* _REQUIRED WORK_
Locate all lines in the data below that hold "glyph" and show them.

********

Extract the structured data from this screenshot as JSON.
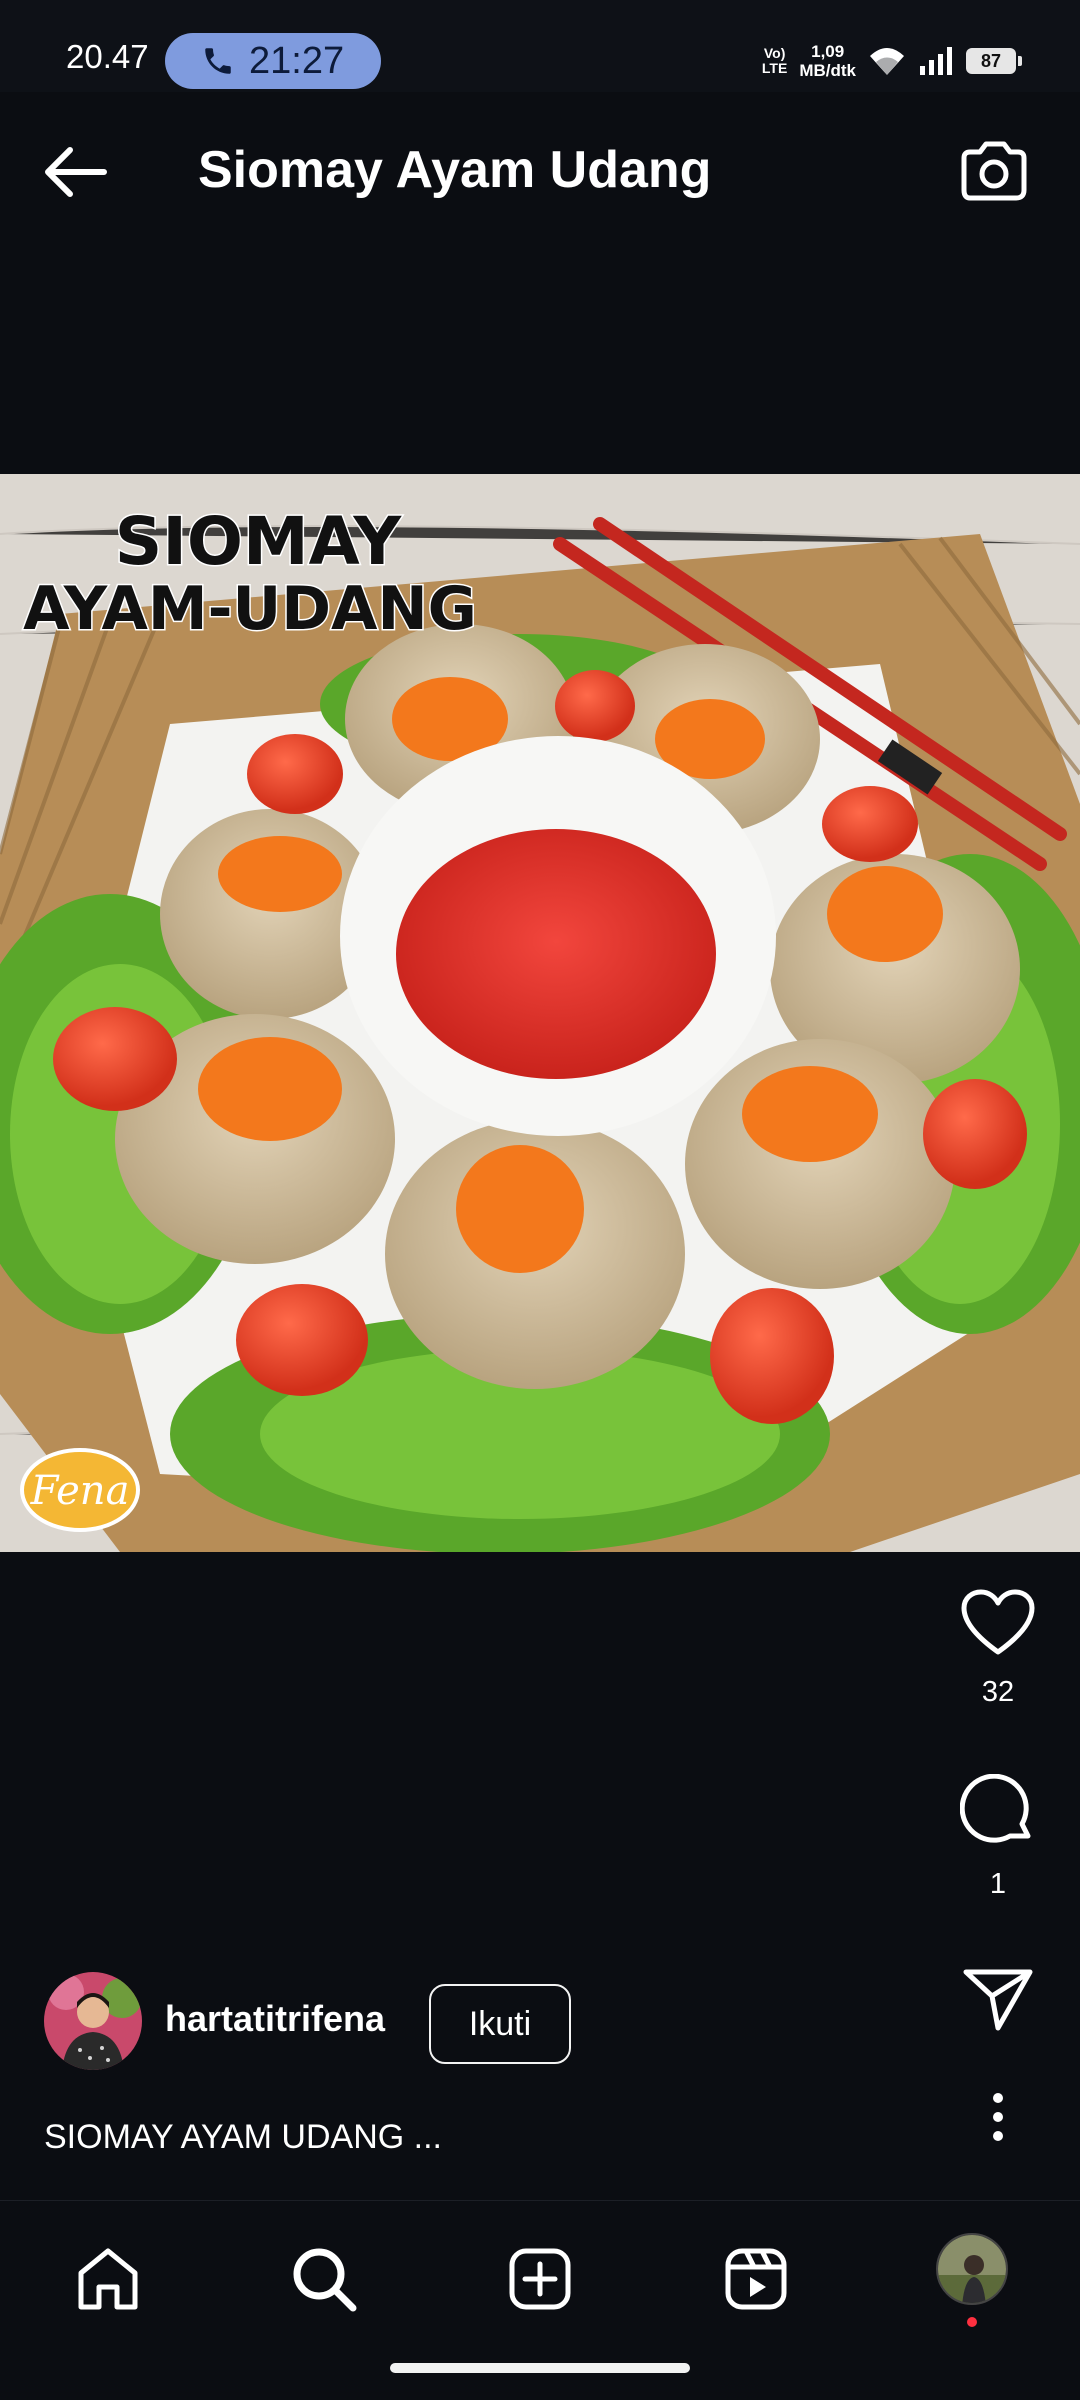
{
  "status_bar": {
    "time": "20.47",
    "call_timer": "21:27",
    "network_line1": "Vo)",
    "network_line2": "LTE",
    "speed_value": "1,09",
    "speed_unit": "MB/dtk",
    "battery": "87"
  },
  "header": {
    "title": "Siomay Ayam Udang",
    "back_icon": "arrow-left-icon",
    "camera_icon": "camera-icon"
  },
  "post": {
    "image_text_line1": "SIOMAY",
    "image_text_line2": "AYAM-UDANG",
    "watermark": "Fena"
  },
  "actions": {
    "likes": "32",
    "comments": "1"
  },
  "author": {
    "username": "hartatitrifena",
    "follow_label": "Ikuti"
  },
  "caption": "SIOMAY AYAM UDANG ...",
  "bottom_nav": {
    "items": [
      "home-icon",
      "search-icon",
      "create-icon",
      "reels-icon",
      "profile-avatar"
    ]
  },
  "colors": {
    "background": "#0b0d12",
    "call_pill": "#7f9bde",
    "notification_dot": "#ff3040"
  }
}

********

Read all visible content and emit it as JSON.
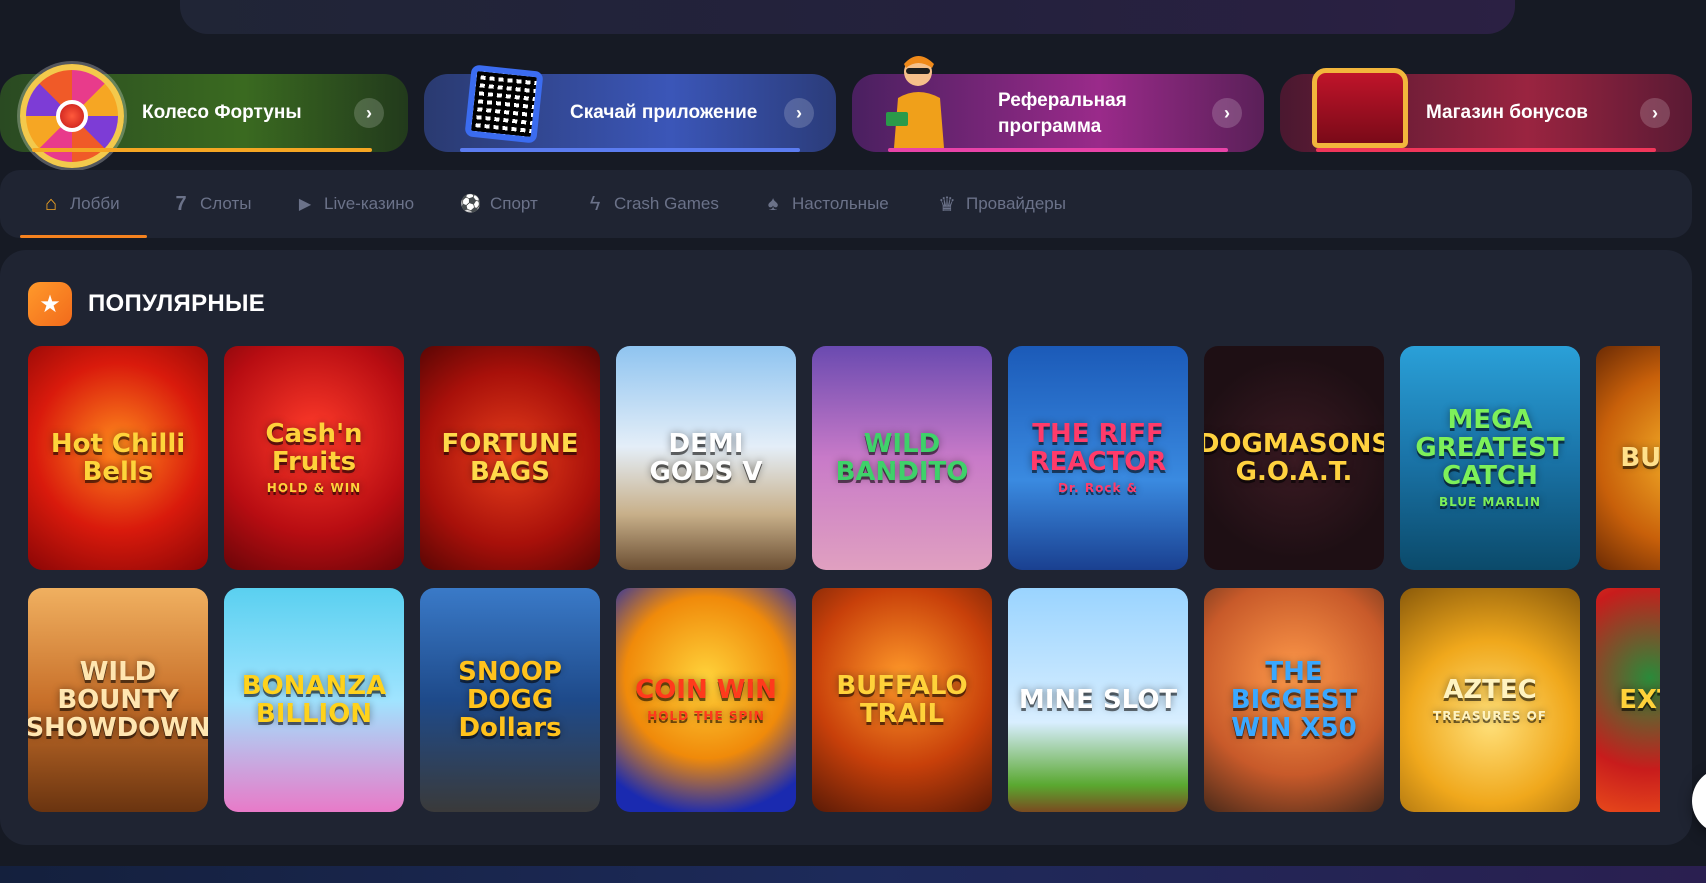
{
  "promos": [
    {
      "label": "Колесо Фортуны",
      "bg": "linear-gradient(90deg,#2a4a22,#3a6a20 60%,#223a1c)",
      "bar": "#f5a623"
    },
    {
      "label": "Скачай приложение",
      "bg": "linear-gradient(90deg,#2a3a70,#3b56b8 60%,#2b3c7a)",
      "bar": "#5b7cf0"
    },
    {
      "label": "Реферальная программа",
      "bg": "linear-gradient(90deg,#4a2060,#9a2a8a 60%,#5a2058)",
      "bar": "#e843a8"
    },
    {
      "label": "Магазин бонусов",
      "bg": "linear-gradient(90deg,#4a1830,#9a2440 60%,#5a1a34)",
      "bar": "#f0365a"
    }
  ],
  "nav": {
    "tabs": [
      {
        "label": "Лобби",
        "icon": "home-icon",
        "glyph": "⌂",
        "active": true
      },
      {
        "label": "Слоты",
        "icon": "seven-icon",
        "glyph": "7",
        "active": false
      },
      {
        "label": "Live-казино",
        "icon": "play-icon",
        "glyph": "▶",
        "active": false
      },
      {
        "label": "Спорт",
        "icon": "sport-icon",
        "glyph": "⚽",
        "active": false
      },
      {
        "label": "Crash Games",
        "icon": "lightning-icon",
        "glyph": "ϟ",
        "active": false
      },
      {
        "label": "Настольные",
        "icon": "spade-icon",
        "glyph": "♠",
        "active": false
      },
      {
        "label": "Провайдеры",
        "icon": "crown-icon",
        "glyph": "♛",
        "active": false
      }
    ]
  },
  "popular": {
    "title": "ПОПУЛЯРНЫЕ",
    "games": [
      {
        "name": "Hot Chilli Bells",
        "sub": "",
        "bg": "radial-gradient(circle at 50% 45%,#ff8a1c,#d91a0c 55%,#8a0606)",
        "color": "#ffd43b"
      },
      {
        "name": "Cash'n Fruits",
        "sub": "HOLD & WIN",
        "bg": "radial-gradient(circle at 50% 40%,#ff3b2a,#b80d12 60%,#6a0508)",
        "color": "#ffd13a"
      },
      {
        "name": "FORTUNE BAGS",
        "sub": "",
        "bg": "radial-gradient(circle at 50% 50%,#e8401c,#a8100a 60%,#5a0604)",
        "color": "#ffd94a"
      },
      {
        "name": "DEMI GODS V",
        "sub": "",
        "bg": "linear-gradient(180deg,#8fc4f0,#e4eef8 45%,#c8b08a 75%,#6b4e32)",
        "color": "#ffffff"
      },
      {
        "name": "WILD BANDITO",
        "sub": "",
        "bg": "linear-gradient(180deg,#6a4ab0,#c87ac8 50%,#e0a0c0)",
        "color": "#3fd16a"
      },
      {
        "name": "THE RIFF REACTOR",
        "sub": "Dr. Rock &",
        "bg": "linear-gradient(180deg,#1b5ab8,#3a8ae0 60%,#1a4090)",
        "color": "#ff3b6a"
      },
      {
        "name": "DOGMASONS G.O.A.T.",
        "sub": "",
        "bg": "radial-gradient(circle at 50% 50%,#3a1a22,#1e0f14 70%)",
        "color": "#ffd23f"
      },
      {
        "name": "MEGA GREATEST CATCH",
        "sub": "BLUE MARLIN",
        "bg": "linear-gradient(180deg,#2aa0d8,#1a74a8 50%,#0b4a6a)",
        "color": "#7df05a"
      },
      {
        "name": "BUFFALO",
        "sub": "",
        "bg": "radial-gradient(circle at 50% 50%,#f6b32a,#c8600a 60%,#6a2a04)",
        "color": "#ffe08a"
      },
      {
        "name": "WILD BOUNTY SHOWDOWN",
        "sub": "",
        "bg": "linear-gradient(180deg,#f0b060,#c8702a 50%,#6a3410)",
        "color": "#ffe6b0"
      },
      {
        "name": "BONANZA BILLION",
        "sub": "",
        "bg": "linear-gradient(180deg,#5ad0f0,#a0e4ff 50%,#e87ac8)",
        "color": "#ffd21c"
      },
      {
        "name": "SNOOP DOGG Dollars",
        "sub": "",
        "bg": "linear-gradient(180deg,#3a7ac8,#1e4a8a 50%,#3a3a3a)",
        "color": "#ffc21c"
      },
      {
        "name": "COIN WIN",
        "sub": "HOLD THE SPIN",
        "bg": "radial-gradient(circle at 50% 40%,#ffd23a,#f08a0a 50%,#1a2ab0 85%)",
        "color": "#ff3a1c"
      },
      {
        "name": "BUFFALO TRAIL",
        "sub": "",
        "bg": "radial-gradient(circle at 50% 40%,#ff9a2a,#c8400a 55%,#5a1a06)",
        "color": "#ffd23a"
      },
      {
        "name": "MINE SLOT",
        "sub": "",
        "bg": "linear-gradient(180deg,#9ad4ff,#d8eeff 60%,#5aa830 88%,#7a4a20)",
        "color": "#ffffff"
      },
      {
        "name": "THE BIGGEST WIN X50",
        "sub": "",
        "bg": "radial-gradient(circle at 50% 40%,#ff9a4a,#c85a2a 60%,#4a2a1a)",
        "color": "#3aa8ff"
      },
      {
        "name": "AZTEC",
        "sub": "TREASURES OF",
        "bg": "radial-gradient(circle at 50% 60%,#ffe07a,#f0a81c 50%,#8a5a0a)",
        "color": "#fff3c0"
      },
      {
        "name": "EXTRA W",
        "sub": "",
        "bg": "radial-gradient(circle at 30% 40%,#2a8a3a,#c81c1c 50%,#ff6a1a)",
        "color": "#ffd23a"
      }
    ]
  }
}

********

* _FINISHED ANSWER_
        "glyph": "⌂",
        "glyph": "7",
        "glyph": "▶",
        "glyph": "⚽",
        "glyph": "ϟ",
        "glyph": "♠",
        "glyph": "♛",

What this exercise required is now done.